Problem => Repeat the listing in full, word for word.

Dataset excerpts
⟨

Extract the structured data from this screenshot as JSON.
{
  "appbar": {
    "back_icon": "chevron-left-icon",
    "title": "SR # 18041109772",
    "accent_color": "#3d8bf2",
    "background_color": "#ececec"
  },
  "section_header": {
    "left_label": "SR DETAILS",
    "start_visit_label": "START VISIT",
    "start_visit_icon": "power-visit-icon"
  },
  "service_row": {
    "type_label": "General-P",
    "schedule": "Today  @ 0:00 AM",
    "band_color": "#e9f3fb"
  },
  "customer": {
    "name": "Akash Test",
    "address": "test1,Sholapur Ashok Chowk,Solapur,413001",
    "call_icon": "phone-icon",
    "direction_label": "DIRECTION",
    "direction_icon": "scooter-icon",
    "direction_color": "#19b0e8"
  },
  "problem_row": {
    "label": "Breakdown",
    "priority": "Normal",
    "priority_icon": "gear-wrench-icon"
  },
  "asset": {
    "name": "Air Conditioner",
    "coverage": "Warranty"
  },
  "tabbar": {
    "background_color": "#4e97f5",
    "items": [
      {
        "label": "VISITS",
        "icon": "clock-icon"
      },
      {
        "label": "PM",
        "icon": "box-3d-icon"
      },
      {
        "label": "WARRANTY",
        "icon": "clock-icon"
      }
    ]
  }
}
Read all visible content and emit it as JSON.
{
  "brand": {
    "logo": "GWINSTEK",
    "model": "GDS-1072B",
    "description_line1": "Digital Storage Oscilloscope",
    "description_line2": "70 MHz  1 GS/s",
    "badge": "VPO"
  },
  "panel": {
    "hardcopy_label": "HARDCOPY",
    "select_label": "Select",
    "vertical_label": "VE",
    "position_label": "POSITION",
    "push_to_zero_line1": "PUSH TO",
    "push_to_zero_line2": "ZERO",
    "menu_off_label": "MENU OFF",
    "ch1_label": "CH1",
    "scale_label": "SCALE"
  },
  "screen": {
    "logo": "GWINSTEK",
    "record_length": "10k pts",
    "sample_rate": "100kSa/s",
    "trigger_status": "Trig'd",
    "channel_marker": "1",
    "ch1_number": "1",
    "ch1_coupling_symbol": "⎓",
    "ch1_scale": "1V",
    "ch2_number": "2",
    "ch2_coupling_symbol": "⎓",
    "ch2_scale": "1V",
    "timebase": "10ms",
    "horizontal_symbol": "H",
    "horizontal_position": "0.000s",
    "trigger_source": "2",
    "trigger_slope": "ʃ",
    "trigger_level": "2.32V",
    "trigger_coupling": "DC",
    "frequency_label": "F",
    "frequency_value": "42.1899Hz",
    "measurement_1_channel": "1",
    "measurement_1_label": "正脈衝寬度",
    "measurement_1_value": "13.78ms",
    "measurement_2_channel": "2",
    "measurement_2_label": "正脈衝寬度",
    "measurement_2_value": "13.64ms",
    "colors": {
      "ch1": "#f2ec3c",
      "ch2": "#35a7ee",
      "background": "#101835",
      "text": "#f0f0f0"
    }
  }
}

⟩

Answer below =>
Extract the structured data from this screenshot as JSON.
{
  "appbar": {
    "back_icon": "chevron-left-icon",
    "title": "SR # 18041109772",
    "accent_color": "#3d8bf2",
    "background_color": "#ececec"
  },
  "section_header": {
    "left_label": "SR DETAILS",
    "start_visit_label": "START VISIT",
    "start_visit_icon": "power-visit-icon"
  },
  "service_row": {
    "type_label": "General-P",
    "schedule": "Today  @ 0:00 AM",
    "band_color": "#e9f3fb"
  },
  "customer": {
    "name": "Akash Test",
    "address": "test1,Sholapur Ashok Chowk,Solapur,413001",
    "call_icon": "phone-icon",
    "direction_label": "DIRECTION",
    "direction_icon": "scooter-icon",
    "direction_color": "#19b0e8"
  },
  "problem_row": {
    "label": "Breakdown",
    "priority": "Normal",
    "priority_icon": "gear-wrench-icon"
  },
  "asset": {
    "name": "Air Conditioner",
    "coverage": "Warranty"
  },
  "tabbar": {
    "background_color": "#4e97f5",
    "items": [
      {
        "label": "VISITS",
        "icon": "clock-icon"
      },
      {
        "label": "PM",
        "icon": "box-3d-icon"
      },
      {
        "label": "WARRANTY",
        "icon": "clock-icon"
      }
    ]
  }
}
Read all visible content and emit it as JSON.
{
  "brand": {
    "logo": "GWINSTEK",
    "model": "GDS-1072B",
    "description_line1": "Digital Storage Oscilloscope",
    "description_line2": "70 MHz  1 GS/s",
    "badge": "VPO"
  },
  "panel": {
    "hardcopy_label": "HARDCOPY",
    "select_label": "Select",
    "vertical_label": "VE",
    "position_label": "POSITION",
    "push_to_zero_line1": "PUSH TO",
    "push_to_zero_line2": "ZERO",
    "menu_off_label": "MENU OFF",
    "ch1_label": "CH1",
    "scale_label": "SCALE"
  },
  "screen": {
    "logo": "GWINSTEK",
    "record_length": "10k pts",
    "sample_rate": "100kSa/s",
    "trigger_status": "Trig'd",
    "channel_marker": "1",
    "ch1_number": "1",
    "ch1_coupling_symbol": "⎓",
    "ch1_scale": "1V",
    "ch2_number": "2",
    "ch2_coupling_symbol": "⎓",
    "ch2_scale": "1V",
    "timebase": "10ms",
    "horizontal_symbol": "H",
    "horizontal_position": "0.000s",
    "trigger_source": "2",
    "trigger_slope": "ʃ",
    "trigger_level": "2.32V",
    "trigger_coupling": "DC",
    "frequency_label": "F",
    "frequency_value": "42.1899Hz",
    "measurement_1_channel": "1",
    "measurement_1_label": "正脈衝寬度",
    "measurement_1_value": "13.78ms",
    "measurement_2_channel": "2",
    "measurement_2_label": "正脈衝寬度",
    "measurement_2_value": "13.64ms",
    "colors": {
      "ch1": "#f2ec3c",
      "ch2": "#35a7ee",
      "background": "#101835",
      "text": "#f0f0f0"
    }
  }
}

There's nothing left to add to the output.